* [WORK TO BE COMPLETED] Output every entry exactly as written, but omit the pictures.

• • •

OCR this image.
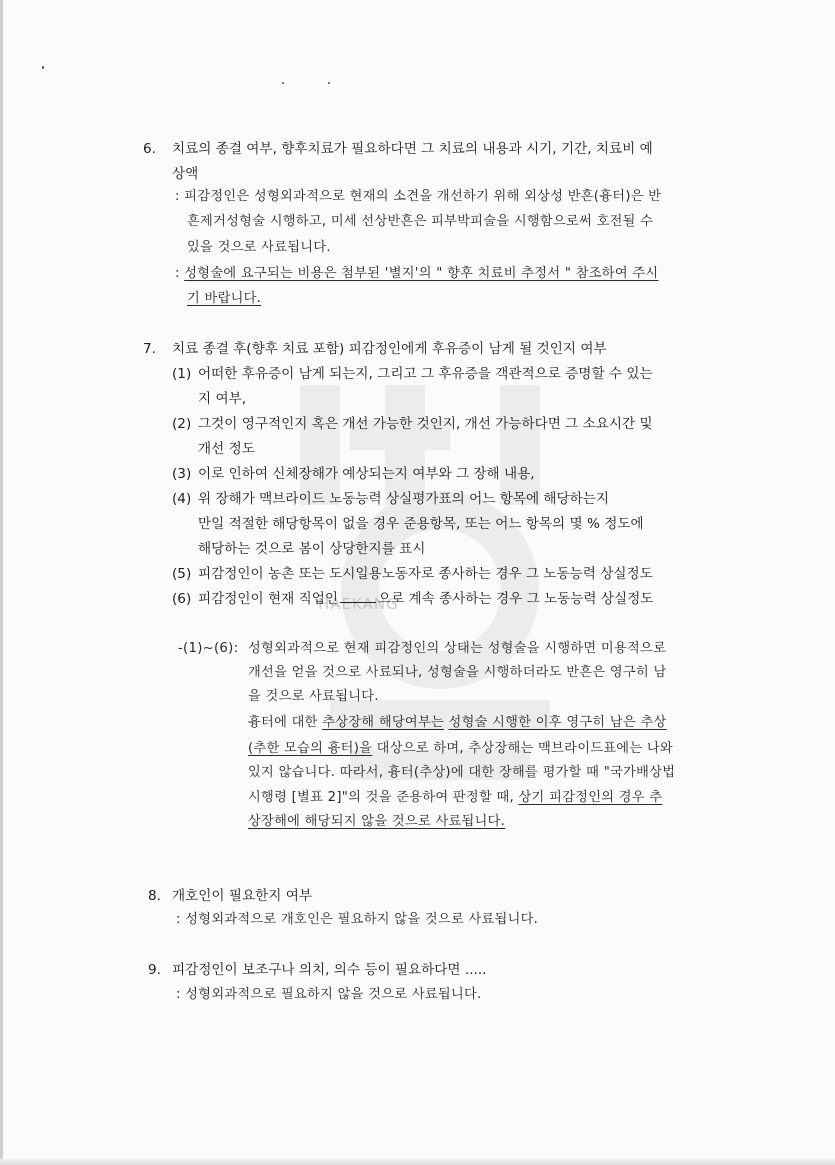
HAEKANG
6. 치료의 종결 여부, 향후치료가 필요하다면 그 치료의 내용과 시기, 기간, 치료비 예
상액
: 피감정인은 성형외과적으로 현재의 소견을 개선하기 위해 외상성 반흔(흉터)은 반
흔제거성형술 시행하고, 미세 선상반흔은 피부박피술을 시행함으로써 호전될 수
있을 것으로 사료됩니다.
: 성형술에 요구되는 비용은 첨부된 '별지'의 " 향후 치료비 추정서 " 참조하여 주시
기 바랍니다.
7. 치료 종결 후(향후 치료 포함) 피감정인에게 후유증이 남게 될 것인지 여부
(1) 어떠한 후유증이 남게 되는지, 그리고 그 후유증을 객관적으로 증명할 수 있는
지 여부,
(2) 그것이 영구적인지 혹은 개선 가능한 것인지, 개선 가능하다면 그 소요시간 및
개선 정도
(3) 이로 인하여 신체장해가 예상되는지 여부와 그 장해 내용,
(4) 위 장해가 맥브라이드 노동능력 상실평가표의 어느 항목에 해당하는지
만일 적절한 해당항목이 없을 경우 준용항목, 또는 어느 항목의 몇 % 정도에
해당하는 것으로 봄이 상당한지를 표시
(5) 피감정인이 농촌 또는 도시일용노동자로 종사하는 경우 그 노동능력 상실정도
(6) 피감정인이 현재 직업인	으로 계속 종사하는 경우 그 노동능력 상실정도
-(1)~(6): 성형외과적으로 현재 피감정인의 상태는 성형술을 시행하면 미용적으로
개선을 얻을 것으로 사료되나, 성형술을 시행하더라도 반흔은 영구히 남
을 것으로 사료됩니다.
흉터에 대한 추상장해 해당여부는 성형술 시행한 이후 영구히 남은 추상
(추한 모습의 흉터)을 대상으로 하며, 추상장해는 맥브라이드표에는 나와
있지 않습니다. 따라서, 흉터(추상)에 대한 장해를 평가할 때 "국가배상법
시행령 [별표 2]"의 것을 준용하여 판정할 때, 상기 피감정인의 경우 추
상장해에 해당되지 않을 것으로 사료됩니다.
8. 개호인이 필요한지 여부
: 성형외과적으로 개호인은 필요하지 않을 것으로 사료됩니다.
9. 피감정인이 보조구나 의치, 의수 등이 필요하다면 .....
: 성형외과적으로 필요하지 않을 것으로 사료됩니다.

• • •

* [FINAL ANSWER]
OCR this image.
HAEKANG
6. 치료의 종결 여부, 향후치료가 필요하다면 그 치료의 내용과 시기, 기간, 치료비 예
상액
: 피감정인은 성형외과적으로 현재의 소견을 개선하기 위해 외상성 반흔(흉터)은 반
흔제거성형술 시행하고, 미세 선상반흔은 피부박피술을 시행함으로써 호전될 수
있을 것으로 사료됩니다.
: 성형술에 요구되는 비용은 첨부된 '별지'의 " 향후 치료비 추정서 " 참조하여 주시
기 바랍니다.
7. 치료 종결 후(향후 치료 포함) 피감정인에게 후유증이 남게 될 것인지 여부
(1) 어떠한 후유증이 남게 되는지, 그리고 그 후유증을 객관적으로 증명할 수 있는
지 여부,
(2) 그것이 영구적인지 혹은 개선 가능한 것인지, 개선 가능하다면 그 소요시간 및
개선 정도
(3) 이로 인하여 신체장해가 예상되는지 여부와 그 장해 내용,
(4) 위 장해가 맥브라이드 노동능력 상실평가표의 어느 항목에 해당하는지
만일 적절한 해당항목이 없을 경우 준용항목, 또는 어느 항목의 몇 % 정도에
해당하는 것으로 봄이 상당한지를 표시
(5) 피감정인이 농촌 또는 도시일용노동자로 종사하는 경우 그 노동능력 상실정도
(6) 피감정인이 현재 직업인	으로 계속 종사하는 경우 그 노동능력 상실정도
-(1)~(6): 성형외과적으로 현재 피감정인의 상태는 성형술을 시행하면 미용적으로
개선을 얻을 것으로 사료되나, 성형술을 시행하더라도 반흔은 영구히 남
을 것으로 사료됩니다.
흉터에 대한 추상장해 해당여부는 성형술 시행한 이후 영구히 남은 추상
(추한 모습의 흉터)을 대상으로 하며, 추상장해는 맥브라이드표에는 나와
있지 않습니다. 따라서, 흉터(추상)에 대한 장해를 평가할 때 "국가배상법
시행령 [별표 2]"의 것을 준용하여 판정할 때, 상기 피감정인의 경우 추
상장해에 해당되지 않을 것으로 사료됩니다.
8. 개호인이 필요한지 여부
: 성형외과적으로 개호인은 필요하지 않을 것으로 사료됩니다.
9. 피감정인이 보조구나 의치, 의수 등이 필요하다면 .....
: 성형외과적으로 필요하지 않을 것으로 사료됩니다.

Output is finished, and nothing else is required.